Your objective →
Below is a listing; write it out exactly and drop any images from it.

** Start of Provided records **

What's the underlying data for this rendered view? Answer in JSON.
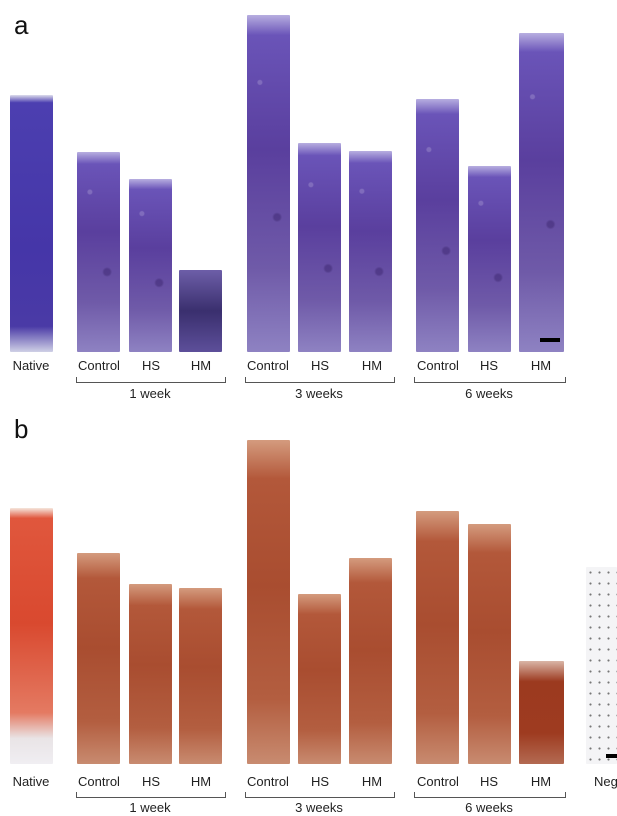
{
  "panels": {
    "a": {
      "letter": "a",
      "samples": [
        "Native",
        "Control",
        "HS",
        "HM",
        "Control",
        "HS",
        "HM",
        "Control",
        "HS",
        "HM"
      ],
      "groups": [
        "1 week",
        "3 weeks",
        "6 weeks"
      ]
    },
    "b": {
      "letter": "b",
      "samples": [
        "Native",
        "Control",
        "HS",
        "HM",
        "Control",
        "HS",
        "HM",
        "Control",
        "HS",
        "HM",
        "Neg"
      ],
      "groups": [
        "1 week",
        "3 weeks",
        "6 weeks"
      ]
    }
  },
  "colors": {
    "toluidine_blue": "#5a3f9e",
    "safranin_o": "#a94d30",
    "negative_control": "#f4f4f6"
  }
}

** End of Provided records **

Answer for the task →
What's the underlying data for this rendered view? Answer in JSON.
{
  "panels": {
    "a": {
      "letter": "a",
      "samples": [
        "Native",
        "Control",
        "HS",
        "HM",
        "Control",
        "HS",
        "HM",
        "Control",
        "HS",
        "HM"
      ],
      "groups": [
        "1 week",
        "3 weeks",
        "6 weeks"
      ]
    },
    "b": {
      "letter": "b",
      "samples": [
        "Native",
        "Control",
        "HS",
        "HM",
        "Control",
        "HS",
        "HM",
        "Control",
        "HS",
        "HM",
        "Neg"
      ],
      "groups": [
        "1 week",
        "3 weeks",
        "6 weeks"
      ]
    }
  },
  "colors": {
    "toluidine_blue": "#5a3f9e",
    "safranin_o": "#a94d30",
    "negative_control": "#f4f4f6"
  }
}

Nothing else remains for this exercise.